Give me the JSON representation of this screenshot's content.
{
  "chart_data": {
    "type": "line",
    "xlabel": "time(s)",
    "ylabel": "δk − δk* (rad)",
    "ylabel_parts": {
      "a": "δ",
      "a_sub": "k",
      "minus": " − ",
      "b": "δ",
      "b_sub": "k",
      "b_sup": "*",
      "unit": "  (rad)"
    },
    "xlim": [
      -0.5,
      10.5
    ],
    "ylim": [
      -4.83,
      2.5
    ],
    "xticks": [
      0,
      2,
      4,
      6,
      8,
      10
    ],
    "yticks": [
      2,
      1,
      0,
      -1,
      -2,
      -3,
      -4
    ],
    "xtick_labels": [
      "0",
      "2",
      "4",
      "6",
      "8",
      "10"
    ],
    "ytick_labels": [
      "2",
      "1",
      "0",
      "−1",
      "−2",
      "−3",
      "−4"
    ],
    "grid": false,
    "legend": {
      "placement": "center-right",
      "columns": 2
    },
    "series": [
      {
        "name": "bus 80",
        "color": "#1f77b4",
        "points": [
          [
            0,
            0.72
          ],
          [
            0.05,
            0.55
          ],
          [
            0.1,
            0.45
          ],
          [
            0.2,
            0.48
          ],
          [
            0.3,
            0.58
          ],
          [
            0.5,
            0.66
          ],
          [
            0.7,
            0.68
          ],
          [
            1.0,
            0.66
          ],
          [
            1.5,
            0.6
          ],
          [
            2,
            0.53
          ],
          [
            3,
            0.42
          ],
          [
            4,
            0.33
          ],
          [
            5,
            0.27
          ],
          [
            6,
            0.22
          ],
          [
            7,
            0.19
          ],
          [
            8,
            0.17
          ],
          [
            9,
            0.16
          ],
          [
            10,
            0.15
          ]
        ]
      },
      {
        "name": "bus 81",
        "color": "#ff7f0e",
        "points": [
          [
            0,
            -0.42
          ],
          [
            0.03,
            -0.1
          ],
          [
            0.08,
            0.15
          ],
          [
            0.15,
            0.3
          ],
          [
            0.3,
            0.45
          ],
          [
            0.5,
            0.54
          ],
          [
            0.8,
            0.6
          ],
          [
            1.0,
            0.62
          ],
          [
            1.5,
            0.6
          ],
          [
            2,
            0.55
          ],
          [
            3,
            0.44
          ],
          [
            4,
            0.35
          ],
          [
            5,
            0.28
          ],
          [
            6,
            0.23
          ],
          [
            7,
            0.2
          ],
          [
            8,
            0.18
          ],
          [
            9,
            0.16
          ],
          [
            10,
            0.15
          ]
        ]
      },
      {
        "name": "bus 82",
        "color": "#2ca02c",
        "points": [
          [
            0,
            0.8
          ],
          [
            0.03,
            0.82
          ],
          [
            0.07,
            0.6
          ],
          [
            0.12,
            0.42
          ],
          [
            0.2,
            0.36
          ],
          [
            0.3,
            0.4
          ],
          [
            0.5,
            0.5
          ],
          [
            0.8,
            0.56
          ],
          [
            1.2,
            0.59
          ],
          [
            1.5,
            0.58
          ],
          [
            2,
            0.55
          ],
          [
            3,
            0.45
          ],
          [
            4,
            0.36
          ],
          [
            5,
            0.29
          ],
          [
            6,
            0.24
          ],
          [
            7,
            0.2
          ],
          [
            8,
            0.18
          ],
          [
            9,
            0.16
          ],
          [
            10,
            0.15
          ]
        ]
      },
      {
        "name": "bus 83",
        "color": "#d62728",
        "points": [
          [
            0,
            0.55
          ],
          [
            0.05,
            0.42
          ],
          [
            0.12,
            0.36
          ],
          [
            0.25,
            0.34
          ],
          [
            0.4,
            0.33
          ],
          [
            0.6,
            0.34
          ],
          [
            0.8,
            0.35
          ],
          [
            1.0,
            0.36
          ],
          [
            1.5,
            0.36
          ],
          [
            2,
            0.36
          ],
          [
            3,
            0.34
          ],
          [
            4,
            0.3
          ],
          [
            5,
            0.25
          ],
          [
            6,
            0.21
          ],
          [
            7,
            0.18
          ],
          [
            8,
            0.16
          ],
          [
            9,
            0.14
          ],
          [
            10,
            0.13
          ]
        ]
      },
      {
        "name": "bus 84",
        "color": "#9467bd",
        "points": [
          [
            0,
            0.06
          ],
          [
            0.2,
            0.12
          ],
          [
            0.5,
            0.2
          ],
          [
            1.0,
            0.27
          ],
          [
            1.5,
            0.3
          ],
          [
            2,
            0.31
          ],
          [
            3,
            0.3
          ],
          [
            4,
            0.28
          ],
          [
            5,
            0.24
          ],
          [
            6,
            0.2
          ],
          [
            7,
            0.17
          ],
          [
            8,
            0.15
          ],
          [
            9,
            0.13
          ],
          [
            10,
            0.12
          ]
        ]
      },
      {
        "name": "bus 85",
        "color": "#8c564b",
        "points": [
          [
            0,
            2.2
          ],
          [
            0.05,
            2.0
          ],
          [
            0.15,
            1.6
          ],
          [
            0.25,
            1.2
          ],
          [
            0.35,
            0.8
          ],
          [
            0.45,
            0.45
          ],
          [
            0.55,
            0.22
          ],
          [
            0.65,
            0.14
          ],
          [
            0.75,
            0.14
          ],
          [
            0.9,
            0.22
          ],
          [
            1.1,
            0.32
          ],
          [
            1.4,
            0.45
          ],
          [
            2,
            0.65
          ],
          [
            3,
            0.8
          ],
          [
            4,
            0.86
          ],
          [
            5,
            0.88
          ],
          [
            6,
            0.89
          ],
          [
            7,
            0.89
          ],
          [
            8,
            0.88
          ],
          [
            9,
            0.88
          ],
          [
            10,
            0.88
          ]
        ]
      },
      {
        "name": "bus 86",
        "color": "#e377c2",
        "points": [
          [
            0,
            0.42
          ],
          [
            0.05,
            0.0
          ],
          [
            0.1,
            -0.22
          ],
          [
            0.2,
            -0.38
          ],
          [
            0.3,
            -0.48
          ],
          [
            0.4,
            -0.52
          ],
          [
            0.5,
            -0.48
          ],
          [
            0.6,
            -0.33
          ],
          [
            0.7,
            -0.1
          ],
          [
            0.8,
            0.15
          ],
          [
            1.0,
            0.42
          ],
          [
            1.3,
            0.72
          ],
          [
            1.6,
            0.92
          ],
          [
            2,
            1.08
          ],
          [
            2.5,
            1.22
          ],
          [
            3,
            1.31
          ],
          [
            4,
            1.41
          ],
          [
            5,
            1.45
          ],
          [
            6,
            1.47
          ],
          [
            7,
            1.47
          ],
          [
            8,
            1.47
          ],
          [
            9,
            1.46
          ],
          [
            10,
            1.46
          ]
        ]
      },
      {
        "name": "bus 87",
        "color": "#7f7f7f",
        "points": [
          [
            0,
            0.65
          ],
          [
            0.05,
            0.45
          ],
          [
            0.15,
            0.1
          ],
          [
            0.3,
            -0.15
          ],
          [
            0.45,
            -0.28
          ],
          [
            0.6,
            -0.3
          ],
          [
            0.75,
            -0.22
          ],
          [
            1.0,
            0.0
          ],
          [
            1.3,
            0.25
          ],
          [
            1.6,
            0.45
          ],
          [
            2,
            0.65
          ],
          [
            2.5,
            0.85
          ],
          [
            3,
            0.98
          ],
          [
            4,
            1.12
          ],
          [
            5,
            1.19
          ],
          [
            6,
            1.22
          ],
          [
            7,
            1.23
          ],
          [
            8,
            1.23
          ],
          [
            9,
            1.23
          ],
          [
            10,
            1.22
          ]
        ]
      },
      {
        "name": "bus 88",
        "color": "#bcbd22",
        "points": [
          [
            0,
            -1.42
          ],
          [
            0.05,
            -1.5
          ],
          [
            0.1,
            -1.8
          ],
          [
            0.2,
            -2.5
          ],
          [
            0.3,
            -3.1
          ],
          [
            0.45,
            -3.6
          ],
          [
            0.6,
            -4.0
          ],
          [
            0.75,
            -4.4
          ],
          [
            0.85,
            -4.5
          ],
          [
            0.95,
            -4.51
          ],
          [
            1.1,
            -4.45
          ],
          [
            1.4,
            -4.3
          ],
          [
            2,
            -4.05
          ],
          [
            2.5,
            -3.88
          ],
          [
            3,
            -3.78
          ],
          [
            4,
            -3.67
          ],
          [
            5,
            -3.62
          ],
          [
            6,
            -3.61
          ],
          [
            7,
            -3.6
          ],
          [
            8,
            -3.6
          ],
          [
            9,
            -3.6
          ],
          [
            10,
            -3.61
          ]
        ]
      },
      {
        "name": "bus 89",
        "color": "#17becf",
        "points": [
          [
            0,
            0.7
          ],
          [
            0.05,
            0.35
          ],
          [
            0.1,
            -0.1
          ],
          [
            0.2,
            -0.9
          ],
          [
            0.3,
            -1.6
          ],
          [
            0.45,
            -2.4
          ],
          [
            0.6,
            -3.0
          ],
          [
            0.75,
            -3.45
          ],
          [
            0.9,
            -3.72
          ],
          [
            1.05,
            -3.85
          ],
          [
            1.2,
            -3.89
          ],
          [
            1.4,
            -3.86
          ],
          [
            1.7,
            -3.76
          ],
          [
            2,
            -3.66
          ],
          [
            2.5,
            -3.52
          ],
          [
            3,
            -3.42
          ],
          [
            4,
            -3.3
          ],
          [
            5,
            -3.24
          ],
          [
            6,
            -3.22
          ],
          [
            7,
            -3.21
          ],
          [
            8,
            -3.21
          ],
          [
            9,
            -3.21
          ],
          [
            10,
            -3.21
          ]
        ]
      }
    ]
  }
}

**STATED TASK**. Reply with the number of lines in the preceding entries that contain "color", and no other words.

**ANSWER**. 10